═════ THE RECORDS

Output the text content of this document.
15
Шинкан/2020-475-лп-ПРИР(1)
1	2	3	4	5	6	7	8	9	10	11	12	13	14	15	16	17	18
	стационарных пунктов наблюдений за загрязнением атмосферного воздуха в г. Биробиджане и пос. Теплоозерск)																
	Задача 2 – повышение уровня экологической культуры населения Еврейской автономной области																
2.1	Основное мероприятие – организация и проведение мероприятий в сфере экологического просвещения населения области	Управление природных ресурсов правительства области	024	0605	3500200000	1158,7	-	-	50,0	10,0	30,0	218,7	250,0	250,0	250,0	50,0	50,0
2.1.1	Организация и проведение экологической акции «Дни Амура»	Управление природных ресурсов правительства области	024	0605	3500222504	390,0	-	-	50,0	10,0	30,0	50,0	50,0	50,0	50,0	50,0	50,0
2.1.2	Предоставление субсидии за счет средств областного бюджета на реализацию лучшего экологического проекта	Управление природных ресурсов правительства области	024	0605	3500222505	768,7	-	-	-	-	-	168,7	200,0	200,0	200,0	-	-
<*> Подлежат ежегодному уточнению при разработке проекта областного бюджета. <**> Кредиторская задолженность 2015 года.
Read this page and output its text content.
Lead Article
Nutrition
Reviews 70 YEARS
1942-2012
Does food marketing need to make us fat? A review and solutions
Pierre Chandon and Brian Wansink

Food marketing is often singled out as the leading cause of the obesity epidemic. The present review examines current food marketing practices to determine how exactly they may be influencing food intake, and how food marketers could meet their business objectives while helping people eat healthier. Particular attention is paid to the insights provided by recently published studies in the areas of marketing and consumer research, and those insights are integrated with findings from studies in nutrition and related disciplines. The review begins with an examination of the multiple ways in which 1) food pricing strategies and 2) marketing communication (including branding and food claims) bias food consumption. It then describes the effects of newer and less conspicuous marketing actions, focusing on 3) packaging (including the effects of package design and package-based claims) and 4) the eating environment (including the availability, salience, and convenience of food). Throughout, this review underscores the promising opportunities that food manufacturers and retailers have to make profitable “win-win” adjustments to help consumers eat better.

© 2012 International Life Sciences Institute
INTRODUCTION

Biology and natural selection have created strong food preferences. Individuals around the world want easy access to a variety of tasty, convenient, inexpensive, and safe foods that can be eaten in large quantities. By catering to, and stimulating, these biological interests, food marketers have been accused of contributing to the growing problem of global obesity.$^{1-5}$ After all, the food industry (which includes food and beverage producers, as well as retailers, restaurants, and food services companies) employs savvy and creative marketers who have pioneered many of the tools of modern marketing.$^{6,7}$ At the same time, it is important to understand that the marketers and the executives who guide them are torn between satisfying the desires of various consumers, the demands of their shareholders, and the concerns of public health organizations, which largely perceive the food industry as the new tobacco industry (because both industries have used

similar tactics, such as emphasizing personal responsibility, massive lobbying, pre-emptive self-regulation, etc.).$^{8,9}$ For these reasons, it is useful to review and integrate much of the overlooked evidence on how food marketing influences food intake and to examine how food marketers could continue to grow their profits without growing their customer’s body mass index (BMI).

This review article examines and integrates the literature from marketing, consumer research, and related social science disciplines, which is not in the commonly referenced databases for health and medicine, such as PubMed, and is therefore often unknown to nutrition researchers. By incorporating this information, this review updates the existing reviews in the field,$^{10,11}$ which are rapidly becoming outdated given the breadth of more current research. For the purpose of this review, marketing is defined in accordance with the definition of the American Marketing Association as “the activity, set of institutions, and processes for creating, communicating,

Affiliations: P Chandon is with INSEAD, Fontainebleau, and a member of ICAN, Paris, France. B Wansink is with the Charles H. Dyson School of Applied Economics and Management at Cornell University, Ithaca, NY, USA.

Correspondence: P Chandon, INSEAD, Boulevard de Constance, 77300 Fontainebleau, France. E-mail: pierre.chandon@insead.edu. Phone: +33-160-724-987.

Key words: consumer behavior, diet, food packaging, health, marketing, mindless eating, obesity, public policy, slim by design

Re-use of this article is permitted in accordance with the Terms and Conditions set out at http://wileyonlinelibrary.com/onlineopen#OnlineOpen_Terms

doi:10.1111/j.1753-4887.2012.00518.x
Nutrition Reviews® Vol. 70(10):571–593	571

══════════

__EXERCISE AIM__
Count each line with "экологической" in it and report that figure by itself.

__SOLUTION TO THE EXERCISE__
2